Write the data out again, character for character, with no images.
· · · · · · ·
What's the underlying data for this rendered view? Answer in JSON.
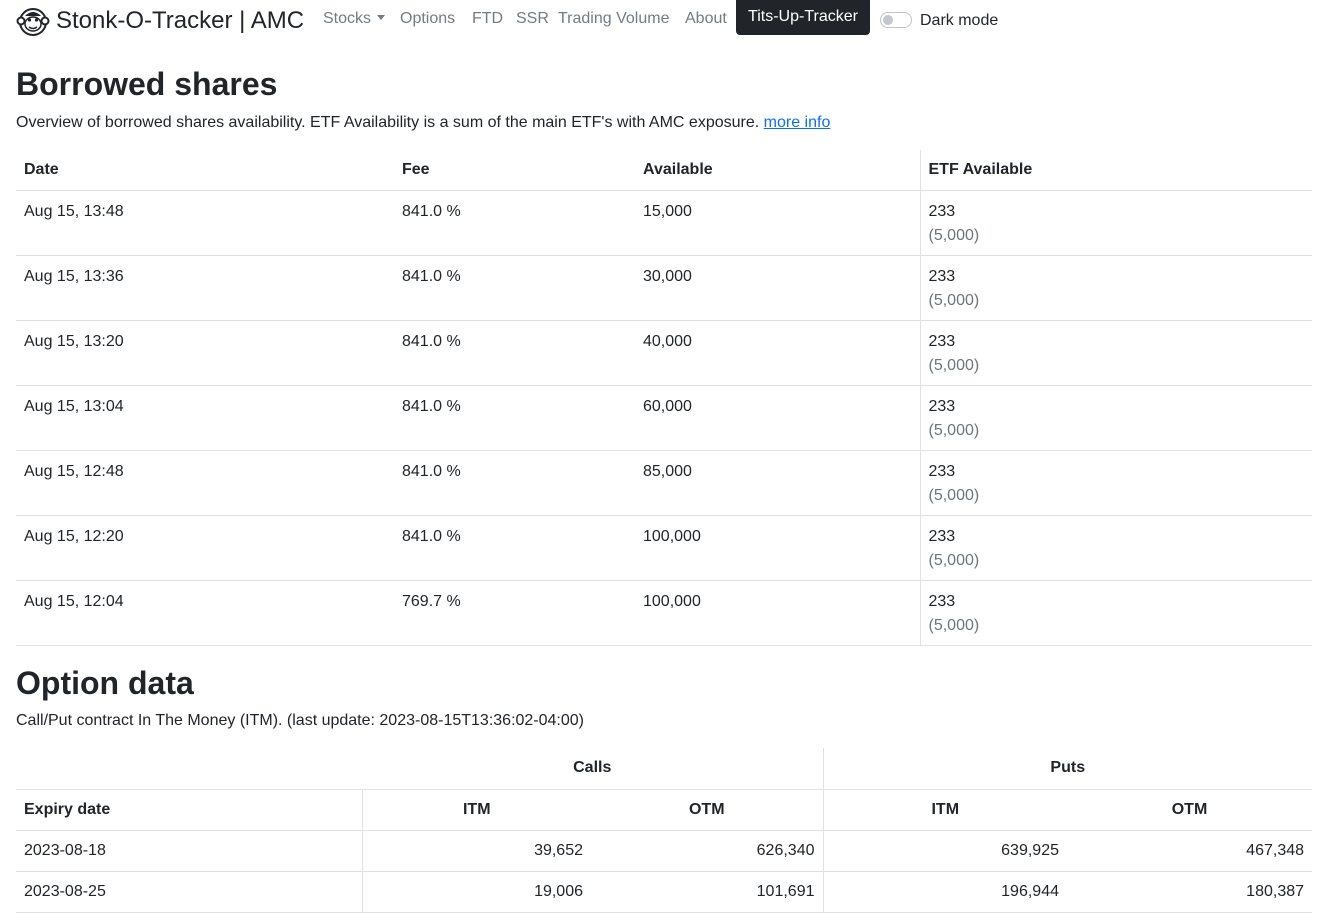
{
  "navbar": {
    "brand": "Stonk-O-Tracker | AMC",
    "items": [
      {
        "label": "Stocks",
        "dropdown": true
      },
      {
        "label": "Options"
      },
      {
        "label": "FTD"
      },
      {
        "label": "SSR"
      },
      {
        "label": "Trading Volume"
      },
      {
        "label": "About"
      }
    ],
    "highlight_button": "Tits-Up-Tracker",
    "dark_mode_label": "Dark mode",
    "dark_mode_on": false
  },
  "borrowed": {
    "title": "Borrowed shares",
    "description": "Overview of borrowed shares availability. ETF Availability is a sum of the main ETF's with AMC exposure.",
    "more_info": "more info",
    "headers": [
      "Date",
      "Fee",
      "Available",
      "ETF Available"
    ],
    "rows": [
      {
        "date": "Aug 15, 13:48",
        "fee": "841.0 %",
        "available": "15,000",
        "etf": "233",
        "etf_sub": "(5,000)"
      },
      {
        "date": "Aug 15, 13:36",
        "fee": "841.0 %",
        "available": "30,000",
        "etf": "233",
        "etf_sub": "(5,000)"
      },
      {
        "date": "Aug 15, 13:20",
        "fee": "841.0 %",
        "available": "40,000",
        "etf": "233",
        "etf_sub": "(5,000)"
      },
      {
        "date": "Aug 15, 13:04",
        "fee": "841.0 %",
        "available": "60,000",
        "etf": "233",
        "etf_sub": "(5,000)"
      },
      {
        "date": "Aug 15, 12:48",
        "fee": "841.0 %",
        "available": "85,000",
        "etf": "233",
        "etf_sub": "(5,000)"
      },
      {
        "date": "Aug 15, 12:20",
        "fee": "841.0 %",
        "available": "100,000",
        "etf": "233",
        "etf_sub": "(5,000)"
      },
      {
        "date": "Aug 15, 12:04",
        "fee": "769.7 %",
        "available": "100,000",
        "etf": "233",
        "etf_sub": "(5,000)"
      }
    ]
  },
  "options": {
    "title": "Option data",
    "description": "Call/Put contract In The Money (ITM). (last update: 2023-08-15T13:36:02-04:00)",
    "group_headers": {
      "calls": "Calls",
      "puts": "Puts"
    },
    "headers": [
      "Expiry date",
      "ITM",
      "OTM",
      "ITM",
      "OTM"
    ],
    "rows": [
      {
        "expiry": "2023-08-18",
        "calls_itm": "39,652",
        "calls_otm": "626,340",
        "puts_itm": "639,925",
        "puts_otm": "467,348"
      },
      {
        "expiry": "2023-08-25",
        "calls_itm": "19,006",
        "calls_otm": "101,691",
        "puts_itm": "196,944",
        "puts_otm": "180,387"
      }
    ]
  }
}
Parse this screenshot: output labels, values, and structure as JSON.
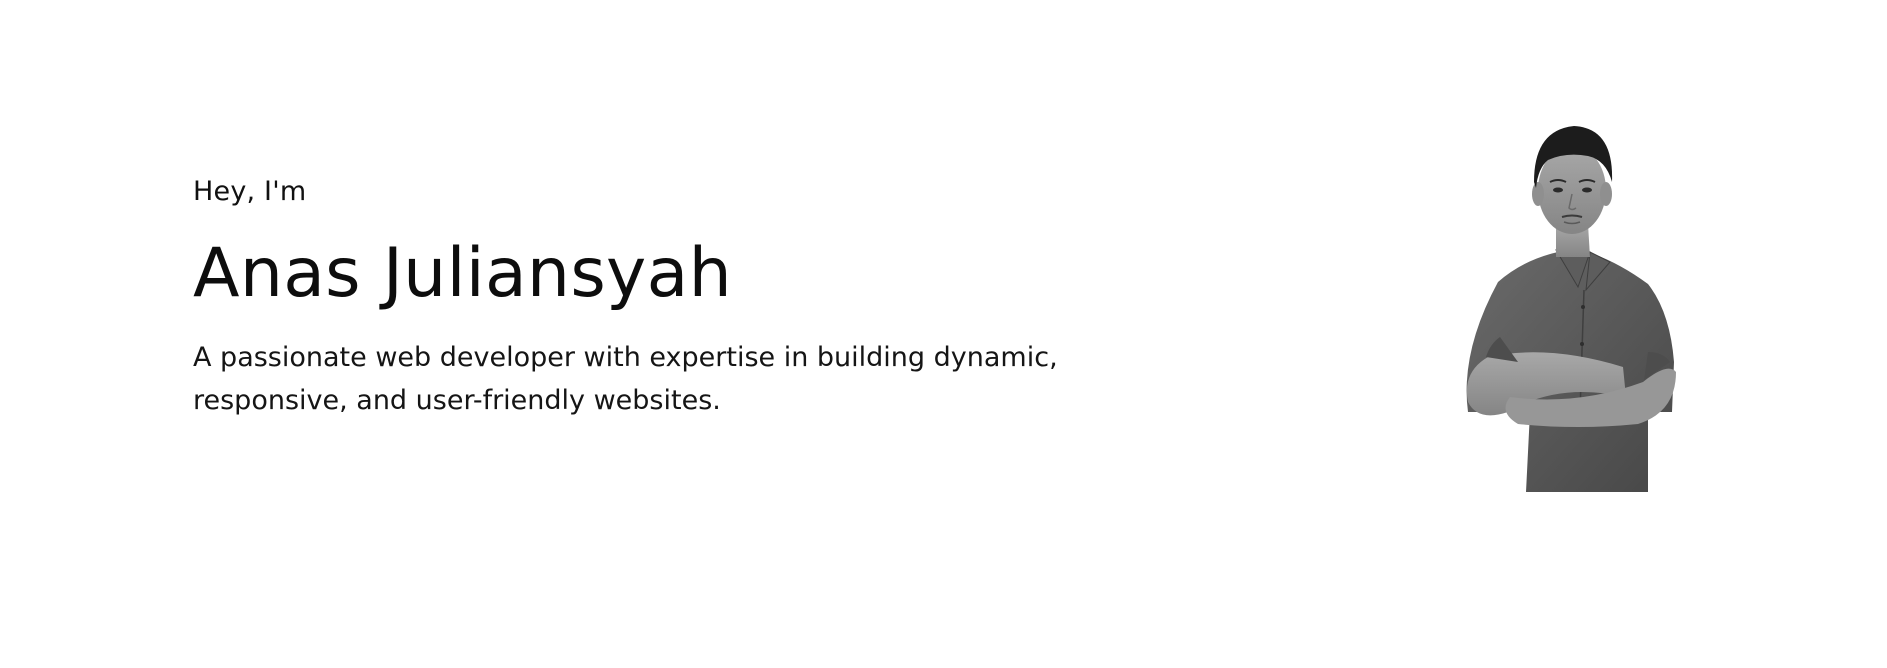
{
  "hero": {
    "greeting": "Hey, I'm",
    "name": "Anas Juliansyah",
    "bio": "A passionate web developer with expertise in building dynamic, responsive, and user-friendly websites."
  },
  "portrait": {
    "icon": "profile-photo",
    "shirt_color": "#555555",
    "skin_color": "#9a9a9a",
    "hair_color": "#1c1c1c"
  }
}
· · · · · · ·
■ **THE RESPONSE**
What's the underlying data for this rendered view? Answer in JSON.
{
  "navbar": {
    "brand": "Stonk-O-Tracker | AMC",
    "items": [
      {
        "label": "Stocks",
        "dropdown": true
      },
      {
        "label": "Options"
      },
      {
        "label": "FTD"
      },
      {
        "label": "SSR"
      },
      {
        "label": "Trading Volume"
      },
      {
        "label": "About"
      }
    ],
    "highlight_button": "Tits-Up-Tracker",
    "dark_mode_label": "Dark mode",
    "dark_mode_on": false
  },
  "borrowed": {
    "title": "Borrowed shares",
    "description": "Overview of borrowed shares availability. ETF Availability is a sum of the main ETF's with AMC exposure.",
    "more_info": "more info",
    "headers": [
      "Date",
      "Fee",
      "Available",
      "ETF Available"
    ],
    "rows": [
      {
        "date": "Aug 15, 13:48",
        "fee": "841.0 %",
        "available": "15,000",
        "etf": "233",
        "etf_sub": "(5,000)"
      },
      {
        "date": "Aug 15, 13:36",
        "fee": "841.0 %",
        "available": "30,000",
        "etf": "233",
        "etf_sub": "(5,000)"
      },
      {
        "date": "Aug 15, 13:20",
        "fee": "841.0 %",
        "available": "40,000",
        "etf": "233",
        "etf_sub": "(5,000)"
      },
      {
        "date": "Aug 15, 13:04",
        "fee": "841.0 %",
        "available": "60,000",
        "etf": "233",
        "etf_sub": "(5,000)"
      },
      {
        "date": "Aug 15, 12:48",
        "fee": "841.0 %",
        "available": "85,000",
        "etf": "233",
        "etf_sub": "(5,000)"
      },
      {
        "date": "Aug 15, 12:20",
        "fee": "841.0 %",
        "available": "100,000",
        "etf": "233",
        "etf_sub": "(5,000)"
      },
      {
        "date": "Aug 15, 12:04",
        "fee": "769.7 %",
        "available": "100,000",
        "etf": "233",
        "etf_sub": "(5,000)"
      }
    ]
  },
  "options": {
    "title": "Option data",
    "description": "Call/Put contract In The Money (ITM). (last update: 2023-08-15T13:36:02-04:00)",
    "group_headers": {
      "calls": "Calls",
      "puts": "Puts"
    },
    "headers": [
      "Expiry date",
      "ITM",
      "OTM",
      "ITM",
      "OTM"
    ],
    "rows": [
      {
        "expiry": "2023-08-18",
        "calls_itm": "39,652",
        "calls_otm": "626,340",
        "puts_itm": "639,925",
        "puts_otm": "467,348"
      },
      {
        "expiry": "2023-08-25",
        "calls_itm": "19,006",
        "calls_otm": "101,691",
        "puts_itm": "196,944",
        "puts_otm": "180,387"
      }
    ]
  }
}
Parse this screenshot: output labels, values, and structure as JSON.
{
  "hero": {
    "greeting": "Hey, I'm",
    "name": "Anas Juliansyah",
    "bio": "A passionate web developer with expertise in building dynamic, responsive, and user-friendly websites."
  },
  "portrait": {
    "icon": "profile-photo",
    "shirt_color": "#555555",
    "skin_color": "#9a9a9a",
    "hair_color": "#1c1c1c"
  }
}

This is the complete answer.